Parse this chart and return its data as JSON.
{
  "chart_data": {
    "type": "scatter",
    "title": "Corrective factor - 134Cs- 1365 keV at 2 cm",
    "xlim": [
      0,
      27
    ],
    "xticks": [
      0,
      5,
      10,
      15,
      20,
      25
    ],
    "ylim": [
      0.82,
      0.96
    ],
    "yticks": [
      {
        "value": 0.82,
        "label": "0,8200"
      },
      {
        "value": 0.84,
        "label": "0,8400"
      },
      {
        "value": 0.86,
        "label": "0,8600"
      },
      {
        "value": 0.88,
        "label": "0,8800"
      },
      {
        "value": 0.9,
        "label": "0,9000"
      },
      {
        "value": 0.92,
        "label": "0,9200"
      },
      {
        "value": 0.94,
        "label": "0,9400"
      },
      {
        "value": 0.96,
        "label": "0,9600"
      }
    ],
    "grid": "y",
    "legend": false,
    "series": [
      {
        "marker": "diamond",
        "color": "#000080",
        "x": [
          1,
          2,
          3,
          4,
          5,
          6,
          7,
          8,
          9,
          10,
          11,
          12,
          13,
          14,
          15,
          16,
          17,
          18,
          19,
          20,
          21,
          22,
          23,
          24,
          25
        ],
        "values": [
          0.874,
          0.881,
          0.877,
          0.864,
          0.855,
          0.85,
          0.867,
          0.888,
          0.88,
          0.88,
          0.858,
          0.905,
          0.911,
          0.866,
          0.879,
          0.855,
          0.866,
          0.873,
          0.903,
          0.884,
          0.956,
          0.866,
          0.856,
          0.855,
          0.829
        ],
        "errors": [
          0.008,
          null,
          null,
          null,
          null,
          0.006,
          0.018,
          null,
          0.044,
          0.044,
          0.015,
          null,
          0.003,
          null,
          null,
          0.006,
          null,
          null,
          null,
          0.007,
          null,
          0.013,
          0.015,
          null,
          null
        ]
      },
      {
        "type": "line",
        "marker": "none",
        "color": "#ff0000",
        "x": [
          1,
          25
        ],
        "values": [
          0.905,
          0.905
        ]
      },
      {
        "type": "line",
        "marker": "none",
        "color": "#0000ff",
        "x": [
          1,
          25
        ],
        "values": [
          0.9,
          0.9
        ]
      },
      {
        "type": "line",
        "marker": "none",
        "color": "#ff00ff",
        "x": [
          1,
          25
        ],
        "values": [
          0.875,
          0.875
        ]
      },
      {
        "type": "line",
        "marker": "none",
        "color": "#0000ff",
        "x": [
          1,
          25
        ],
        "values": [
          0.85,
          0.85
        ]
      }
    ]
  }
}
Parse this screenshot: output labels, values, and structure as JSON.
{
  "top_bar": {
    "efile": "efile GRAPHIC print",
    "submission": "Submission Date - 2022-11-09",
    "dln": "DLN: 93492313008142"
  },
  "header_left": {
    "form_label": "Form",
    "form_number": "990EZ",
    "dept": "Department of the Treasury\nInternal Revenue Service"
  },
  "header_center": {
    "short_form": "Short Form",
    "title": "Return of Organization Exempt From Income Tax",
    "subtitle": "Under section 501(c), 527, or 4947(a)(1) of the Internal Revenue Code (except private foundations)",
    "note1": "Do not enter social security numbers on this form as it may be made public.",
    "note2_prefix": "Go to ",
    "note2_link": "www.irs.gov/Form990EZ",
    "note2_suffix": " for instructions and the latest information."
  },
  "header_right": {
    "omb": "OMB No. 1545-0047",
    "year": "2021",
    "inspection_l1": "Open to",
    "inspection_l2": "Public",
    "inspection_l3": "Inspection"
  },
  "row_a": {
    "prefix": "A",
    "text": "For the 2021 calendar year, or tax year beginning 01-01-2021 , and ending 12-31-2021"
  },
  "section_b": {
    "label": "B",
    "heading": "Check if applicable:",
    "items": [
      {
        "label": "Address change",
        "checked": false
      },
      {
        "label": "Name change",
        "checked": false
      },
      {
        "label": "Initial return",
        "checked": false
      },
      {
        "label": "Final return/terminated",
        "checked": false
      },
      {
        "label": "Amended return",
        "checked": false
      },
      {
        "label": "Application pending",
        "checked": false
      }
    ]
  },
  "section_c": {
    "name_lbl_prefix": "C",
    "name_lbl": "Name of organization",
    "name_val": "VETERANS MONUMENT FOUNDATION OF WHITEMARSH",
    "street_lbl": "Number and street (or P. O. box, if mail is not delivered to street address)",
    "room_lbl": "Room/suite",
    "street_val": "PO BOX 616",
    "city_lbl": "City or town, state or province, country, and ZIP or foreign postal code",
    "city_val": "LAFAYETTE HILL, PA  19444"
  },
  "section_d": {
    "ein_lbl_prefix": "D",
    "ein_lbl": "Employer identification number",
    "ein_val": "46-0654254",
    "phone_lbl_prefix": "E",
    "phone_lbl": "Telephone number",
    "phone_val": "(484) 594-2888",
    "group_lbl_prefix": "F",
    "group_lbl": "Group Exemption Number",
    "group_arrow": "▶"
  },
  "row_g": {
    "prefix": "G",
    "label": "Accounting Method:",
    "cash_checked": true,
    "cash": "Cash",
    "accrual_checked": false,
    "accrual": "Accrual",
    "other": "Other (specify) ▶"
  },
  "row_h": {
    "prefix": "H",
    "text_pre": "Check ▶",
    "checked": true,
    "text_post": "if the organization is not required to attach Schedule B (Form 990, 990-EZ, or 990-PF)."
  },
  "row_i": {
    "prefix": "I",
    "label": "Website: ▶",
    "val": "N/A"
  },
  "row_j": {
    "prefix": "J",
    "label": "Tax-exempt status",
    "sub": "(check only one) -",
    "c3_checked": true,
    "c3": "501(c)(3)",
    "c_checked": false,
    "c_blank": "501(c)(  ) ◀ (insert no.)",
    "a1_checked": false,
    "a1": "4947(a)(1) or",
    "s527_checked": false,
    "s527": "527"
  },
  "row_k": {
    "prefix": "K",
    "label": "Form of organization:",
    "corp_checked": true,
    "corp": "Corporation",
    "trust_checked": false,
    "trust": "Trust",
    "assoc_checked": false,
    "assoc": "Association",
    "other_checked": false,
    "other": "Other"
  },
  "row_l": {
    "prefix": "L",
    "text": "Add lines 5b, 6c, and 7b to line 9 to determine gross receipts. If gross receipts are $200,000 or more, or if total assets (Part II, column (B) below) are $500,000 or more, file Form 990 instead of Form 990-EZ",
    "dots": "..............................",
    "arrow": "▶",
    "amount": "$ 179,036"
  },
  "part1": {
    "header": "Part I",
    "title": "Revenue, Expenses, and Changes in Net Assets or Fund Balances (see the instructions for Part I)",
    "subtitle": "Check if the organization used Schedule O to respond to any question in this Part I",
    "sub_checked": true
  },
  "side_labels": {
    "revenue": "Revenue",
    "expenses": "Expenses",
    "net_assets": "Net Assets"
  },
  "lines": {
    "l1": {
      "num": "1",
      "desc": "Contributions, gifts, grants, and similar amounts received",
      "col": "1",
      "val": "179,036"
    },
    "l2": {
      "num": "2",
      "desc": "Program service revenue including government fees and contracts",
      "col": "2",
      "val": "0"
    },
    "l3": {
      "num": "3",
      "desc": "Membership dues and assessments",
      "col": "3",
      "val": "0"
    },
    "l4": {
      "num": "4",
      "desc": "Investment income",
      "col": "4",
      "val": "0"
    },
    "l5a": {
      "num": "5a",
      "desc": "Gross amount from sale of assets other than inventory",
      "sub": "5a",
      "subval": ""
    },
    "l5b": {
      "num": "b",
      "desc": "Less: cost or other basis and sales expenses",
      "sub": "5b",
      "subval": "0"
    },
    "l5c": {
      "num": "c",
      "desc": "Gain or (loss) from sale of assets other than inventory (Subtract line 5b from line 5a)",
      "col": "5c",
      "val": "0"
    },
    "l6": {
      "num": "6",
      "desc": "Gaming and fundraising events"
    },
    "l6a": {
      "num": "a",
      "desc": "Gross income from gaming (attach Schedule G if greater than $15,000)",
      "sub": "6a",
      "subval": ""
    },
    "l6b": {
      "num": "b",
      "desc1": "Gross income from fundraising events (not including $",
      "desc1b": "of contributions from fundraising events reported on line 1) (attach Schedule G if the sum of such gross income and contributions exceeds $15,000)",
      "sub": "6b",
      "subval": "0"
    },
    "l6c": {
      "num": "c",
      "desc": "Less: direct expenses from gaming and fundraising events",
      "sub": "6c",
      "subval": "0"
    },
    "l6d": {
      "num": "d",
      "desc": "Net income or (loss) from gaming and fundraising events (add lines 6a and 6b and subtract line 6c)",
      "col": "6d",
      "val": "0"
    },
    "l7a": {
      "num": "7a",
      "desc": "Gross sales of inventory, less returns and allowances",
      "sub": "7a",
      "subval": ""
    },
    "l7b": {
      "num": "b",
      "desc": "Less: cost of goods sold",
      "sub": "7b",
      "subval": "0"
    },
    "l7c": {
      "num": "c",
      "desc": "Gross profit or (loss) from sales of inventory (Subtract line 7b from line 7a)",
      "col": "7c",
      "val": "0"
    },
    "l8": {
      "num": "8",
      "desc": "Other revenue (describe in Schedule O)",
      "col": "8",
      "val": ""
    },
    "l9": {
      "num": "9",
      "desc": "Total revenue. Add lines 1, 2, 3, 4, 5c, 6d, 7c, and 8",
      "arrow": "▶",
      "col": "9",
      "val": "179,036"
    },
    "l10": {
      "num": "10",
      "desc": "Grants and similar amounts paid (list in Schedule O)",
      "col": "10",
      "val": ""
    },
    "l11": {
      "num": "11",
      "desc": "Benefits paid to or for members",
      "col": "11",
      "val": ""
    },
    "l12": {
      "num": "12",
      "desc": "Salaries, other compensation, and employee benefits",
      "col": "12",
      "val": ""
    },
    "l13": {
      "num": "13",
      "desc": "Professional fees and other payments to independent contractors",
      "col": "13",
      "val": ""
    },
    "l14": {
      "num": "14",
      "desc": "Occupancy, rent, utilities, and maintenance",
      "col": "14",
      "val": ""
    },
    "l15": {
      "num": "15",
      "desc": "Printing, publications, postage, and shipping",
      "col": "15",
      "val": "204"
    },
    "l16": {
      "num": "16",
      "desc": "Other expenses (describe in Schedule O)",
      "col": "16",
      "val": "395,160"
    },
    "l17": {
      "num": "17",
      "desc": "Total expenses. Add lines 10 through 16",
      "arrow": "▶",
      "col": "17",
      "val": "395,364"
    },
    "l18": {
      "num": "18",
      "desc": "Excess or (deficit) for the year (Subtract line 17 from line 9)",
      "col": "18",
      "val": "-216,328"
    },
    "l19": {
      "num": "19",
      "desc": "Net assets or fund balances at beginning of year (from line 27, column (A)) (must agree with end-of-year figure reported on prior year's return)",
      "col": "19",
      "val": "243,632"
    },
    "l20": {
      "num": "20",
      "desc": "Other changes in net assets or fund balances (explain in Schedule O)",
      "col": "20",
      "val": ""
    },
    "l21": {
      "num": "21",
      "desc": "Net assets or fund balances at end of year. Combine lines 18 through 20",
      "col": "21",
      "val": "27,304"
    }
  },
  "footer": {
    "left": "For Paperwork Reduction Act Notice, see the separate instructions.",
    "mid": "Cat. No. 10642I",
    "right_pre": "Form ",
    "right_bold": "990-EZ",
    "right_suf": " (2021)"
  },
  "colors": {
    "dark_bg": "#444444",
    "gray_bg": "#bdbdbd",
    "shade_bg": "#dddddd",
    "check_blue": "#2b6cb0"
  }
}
◇ ◇ ◇ ◇
- **Goal**
Locate the word "beginning" in the records above, and return each line that has it.

- **Full output**
    "text": "For the 2021 calendar year, or tax year beginning 01-01-2021 , and ending 12-31-2021"
      "desc": "Net assets or fund balances at beginning of year (from line 27, column (A)) (must agree with end-of-year figure reported on prior year's return)",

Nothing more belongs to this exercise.